▶ **GOAL**:
Copy the data word for word, from the line containing "cell-status: 有效 (807, 365, 832, 379)" through the line containing "search-button[interactable]: 搜索 (491, 183, 528, 210)", including both of those lines and nothing else.

___ MATERIAL PROVIDED ___

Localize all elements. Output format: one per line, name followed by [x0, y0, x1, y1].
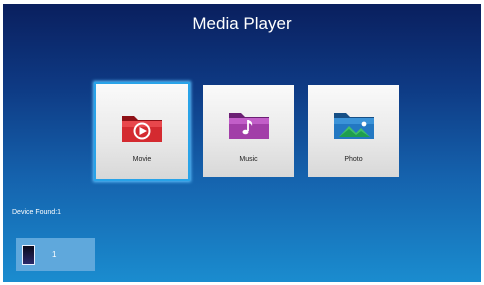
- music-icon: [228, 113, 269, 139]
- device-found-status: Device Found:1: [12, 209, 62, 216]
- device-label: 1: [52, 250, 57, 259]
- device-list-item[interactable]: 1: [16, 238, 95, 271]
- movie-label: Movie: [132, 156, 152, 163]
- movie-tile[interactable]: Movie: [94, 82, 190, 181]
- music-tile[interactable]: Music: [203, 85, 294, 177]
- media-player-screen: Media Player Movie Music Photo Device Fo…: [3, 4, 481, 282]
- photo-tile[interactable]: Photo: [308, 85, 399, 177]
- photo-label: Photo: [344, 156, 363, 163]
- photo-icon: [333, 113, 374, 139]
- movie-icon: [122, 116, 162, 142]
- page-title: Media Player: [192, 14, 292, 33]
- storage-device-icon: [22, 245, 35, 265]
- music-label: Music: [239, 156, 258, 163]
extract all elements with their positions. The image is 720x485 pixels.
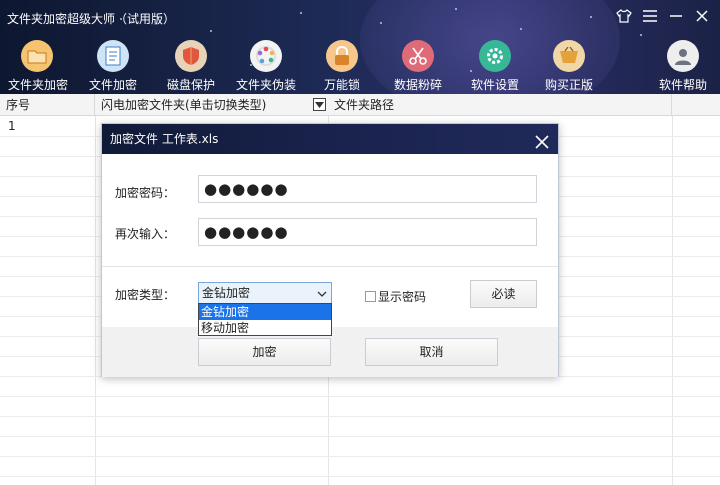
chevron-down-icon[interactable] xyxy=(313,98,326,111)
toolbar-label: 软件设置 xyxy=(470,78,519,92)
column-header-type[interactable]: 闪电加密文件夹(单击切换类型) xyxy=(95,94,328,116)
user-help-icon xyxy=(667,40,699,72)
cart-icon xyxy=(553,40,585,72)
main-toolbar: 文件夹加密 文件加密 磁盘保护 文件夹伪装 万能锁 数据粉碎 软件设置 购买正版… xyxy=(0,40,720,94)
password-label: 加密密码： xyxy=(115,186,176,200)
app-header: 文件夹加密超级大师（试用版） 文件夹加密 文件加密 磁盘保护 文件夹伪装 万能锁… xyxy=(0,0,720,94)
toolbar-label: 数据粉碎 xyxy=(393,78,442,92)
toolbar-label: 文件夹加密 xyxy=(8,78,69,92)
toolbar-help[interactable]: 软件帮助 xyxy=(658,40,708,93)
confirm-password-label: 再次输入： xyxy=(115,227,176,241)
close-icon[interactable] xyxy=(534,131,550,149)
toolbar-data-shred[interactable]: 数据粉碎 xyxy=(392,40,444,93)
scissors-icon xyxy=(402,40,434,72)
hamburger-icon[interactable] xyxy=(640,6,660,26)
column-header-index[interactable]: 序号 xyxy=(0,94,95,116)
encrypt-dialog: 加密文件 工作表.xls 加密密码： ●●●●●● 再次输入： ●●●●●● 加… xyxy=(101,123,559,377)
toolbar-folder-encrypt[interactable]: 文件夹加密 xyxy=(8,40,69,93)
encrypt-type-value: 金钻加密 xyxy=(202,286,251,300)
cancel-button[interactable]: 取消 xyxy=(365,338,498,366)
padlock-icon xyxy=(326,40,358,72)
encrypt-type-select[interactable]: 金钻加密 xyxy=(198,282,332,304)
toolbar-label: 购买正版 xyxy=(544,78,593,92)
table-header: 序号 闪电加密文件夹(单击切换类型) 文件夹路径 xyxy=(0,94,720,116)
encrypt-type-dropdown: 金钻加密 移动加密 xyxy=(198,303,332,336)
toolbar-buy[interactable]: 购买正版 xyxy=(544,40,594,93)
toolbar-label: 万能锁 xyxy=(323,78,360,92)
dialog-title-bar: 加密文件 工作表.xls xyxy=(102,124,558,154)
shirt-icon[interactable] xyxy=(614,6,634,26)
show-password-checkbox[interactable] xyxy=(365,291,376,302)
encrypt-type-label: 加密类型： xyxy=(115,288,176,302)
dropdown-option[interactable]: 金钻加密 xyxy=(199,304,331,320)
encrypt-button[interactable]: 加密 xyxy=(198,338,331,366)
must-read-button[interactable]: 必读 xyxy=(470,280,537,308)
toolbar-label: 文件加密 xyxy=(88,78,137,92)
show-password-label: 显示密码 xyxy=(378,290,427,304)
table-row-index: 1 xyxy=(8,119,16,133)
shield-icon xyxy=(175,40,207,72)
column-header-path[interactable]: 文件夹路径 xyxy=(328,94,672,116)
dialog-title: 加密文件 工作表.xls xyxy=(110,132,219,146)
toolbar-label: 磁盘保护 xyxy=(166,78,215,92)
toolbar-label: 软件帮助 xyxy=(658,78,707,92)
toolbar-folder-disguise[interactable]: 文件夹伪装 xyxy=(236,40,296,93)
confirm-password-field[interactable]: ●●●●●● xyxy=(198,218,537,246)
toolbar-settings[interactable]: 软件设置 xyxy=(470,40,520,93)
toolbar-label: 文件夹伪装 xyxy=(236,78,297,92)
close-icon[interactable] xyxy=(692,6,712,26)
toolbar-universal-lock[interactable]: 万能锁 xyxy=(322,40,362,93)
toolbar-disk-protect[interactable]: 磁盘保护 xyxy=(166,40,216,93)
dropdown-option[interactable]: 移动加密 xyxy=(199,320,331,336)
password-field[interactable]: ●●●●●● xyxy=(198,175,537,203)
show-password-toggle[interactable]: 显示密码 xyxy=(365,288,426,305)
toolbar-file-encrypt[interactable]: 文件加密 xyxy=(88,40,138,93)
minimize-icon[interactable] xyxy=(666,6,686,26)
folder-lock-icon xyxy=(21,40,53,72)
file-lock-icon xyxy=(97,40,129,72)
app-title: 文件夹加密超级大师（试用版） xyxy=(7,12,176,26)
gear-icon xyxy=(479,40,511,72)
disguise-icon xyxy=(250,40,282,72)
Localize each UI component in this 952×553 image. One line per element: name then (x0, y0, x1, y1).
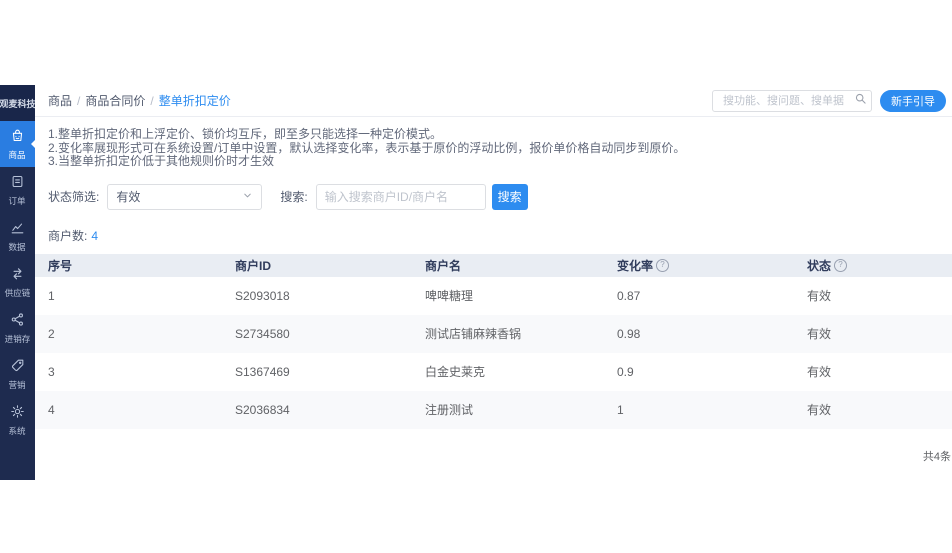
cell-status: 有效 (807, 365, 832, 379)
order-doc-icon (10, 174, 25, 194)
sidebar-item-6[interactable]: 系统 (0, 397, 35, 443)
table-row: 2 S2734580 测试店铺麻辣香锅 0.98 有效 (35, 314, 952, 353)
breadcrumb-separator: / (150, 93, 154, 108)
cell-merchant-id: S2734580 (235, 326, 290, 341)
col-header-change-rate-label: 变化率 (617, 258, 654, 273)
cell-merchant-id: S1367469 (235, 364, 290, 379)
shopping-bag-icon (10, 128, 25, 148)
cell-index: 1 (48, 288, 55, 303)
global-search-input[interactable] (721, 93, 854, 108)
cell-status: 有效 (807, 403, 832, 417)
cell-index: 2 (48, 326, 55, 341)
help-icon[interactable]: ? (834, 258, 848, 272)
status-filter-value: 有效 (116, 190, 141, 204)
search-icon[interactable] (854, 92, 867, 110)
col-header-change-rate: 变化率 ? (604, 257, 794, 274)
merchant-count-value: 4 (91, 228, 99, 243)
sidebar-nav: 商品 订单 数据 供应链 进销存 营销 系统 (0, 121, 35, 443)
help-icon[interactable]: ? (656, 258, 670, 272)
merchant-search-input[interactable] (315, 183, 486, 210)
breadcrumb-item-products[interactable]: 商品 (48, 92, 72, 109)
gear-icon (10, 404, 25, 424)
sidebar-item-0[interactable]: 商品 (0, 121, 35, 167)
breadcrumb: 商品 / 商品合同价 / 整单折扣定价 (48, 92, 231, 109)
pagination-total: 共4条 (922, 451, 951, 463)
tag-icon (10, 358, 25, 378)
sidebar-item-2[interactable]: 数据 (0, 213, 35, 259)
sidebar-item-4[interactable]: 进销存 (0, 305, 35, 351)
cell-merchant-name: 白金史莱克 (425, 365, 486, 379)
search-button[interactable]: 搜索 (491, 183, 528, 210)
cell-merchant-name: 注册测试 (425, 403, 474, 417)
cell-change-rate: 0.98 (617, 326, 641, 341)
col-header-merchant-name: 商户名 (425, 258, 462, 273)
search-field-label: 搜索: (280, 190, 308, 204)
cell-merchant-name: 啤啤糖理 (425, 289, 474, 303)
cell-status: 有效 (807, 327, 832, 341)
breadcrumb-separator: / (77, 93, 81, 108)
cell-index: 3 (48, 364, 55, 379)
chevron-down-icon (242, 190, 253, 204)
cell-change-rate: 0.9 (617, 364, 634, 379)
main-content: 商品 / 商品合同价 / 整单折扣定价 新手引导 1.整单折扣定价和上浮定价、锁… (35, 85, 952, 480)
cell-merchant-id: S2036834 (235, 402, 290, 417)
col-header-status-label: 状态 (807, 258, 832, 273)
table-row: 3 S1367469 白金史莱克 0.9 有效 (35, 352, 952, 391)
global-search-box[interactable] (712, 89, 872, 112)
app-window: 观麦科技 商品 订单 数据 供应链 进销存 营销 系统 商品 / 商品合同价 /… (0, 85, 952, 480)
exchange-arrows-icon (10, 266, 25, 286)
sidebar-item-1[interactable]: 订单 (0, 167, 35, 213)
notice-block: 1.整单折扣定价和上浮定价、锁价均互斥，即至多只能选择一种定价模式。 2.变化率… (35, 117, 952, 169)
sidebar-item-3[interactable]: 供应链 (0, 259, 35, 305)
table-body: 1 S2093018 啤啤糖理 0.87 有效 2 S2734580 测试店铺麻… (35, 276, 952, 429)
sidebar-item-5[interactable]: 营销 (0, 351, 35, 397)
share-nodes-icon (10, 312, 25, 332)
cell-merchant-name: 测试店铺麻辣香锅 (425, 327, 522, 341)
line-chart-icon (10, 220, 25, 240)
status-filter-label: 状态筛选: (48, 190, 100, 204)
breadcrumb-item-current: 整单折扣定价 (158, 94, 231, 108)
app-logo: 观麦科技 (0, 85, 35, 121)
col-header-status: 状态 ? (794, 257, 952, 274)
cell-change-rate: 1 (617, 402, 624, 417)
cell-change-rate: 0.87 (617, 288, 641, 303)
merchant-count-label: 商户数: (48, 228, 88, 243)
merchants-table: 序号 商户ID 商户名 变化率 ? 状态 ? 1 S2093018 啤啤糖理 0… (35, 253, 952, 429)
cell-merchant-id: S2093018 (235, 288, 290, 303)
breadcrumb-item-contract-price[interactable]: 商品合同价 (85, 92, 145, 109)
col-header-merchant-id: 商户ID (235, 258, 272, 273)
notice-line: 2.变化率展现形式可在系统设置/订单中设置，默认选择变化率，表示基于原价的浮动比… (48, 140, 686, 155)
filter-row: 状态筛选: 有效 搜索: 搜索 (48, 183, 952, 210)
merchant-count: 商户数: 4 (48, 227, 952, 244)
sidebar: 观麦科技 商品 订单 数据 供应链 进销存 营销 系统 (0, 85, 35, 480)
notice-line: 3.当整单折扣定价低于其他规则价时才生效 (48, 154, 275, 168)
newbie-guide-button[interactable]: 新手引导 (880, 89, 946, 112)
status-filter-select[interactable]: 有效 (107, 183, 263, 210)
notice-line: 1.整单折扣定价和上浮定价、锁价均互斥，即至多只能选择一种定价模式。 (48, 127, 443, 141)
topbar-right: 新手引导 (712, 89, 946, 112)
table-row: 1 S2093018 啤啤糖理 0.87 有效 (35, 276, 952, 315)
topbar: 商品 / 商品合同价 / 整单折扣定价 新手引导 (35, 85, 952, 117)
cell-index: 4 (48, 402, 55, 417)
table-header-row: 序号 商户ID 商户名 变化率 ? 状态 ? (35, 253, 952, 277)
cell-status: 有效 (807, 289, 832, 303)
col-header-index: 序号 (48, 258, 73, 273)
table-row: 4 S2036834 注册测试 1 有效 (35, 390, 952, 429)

___

▶ **SOLUTION**:
cell-status: 有效 (807, 365, 832, 379)
order-doc-icon (10, 174, 25, 194)
sidebar-item-6[interactable]: 系统 (0, 397, 35, 443)
table-row: 2 S2734580 测试店铺麻辣香锅 0.98 有效 (35, 314, 952, 353)
breadcrumb-separator: / (150, 93, 154, 108)
cell-merchant-id: S2734580 (235, 326, 290, 341)
col-header-change-rate-label: 变化率 (617, 258, 654, 273)
cell-merchant-id: S1367469 (235, 364, 290, 379)
shopping-bag-icon (10, 128, 25, 148)
cell-index: 1 (48, 288, 55, 303)
global-search-input[interactable] (721, 93, 854, 108)
cell-status: 有效 (807, 403, 832, 417)
cell-index: 2 (48, 326, 55, 341)
help-icon[interactable]: ? (834, 258, 848, 272)
status-filter-value: 有效 (116, 190, 141, 204)
search-icon[interactable] (854, 92, 867, 110)
col-header-change-rate: 变化率 ? (604, 257, 794, 274)
merchant-count-value: 4 (91, 228, 99, 243)
sidebar-nav: 商品 订单 数据 供应链 进销存 营销 系统 (0, 121, 35, 443)
help-icon[interactable]: ? (656, 258, 670, 272)
merchant-search-input[interactable] (315, 183, 486, 210)
breadcrumb-item-products[interactable]: 商品 (48, 92, 72, 109)
gear-icon (10, 404, 25, 424)
sidebar-item-0[interactable]: 商品 (0, 121, 35, 167)
breadcrumb: 商品 / 商品合同价 / 整单折扣定价 (48, 92, 231, 109)
pagination-total: 共4条 (922, 451, 951, 463)
tag-icon (10, 358, 25, 378)
sidebar-item-2[interactable]: 数据 (0, 213, 35, 259)
sidebar-item-4[interactable]: 进销存 (0, 305, 35, 351)
cell-merchant-name: 白金史莱克 (425, 365, 486, 379)
search-button[interactable]: 搜索 (491, 183, 528, 210)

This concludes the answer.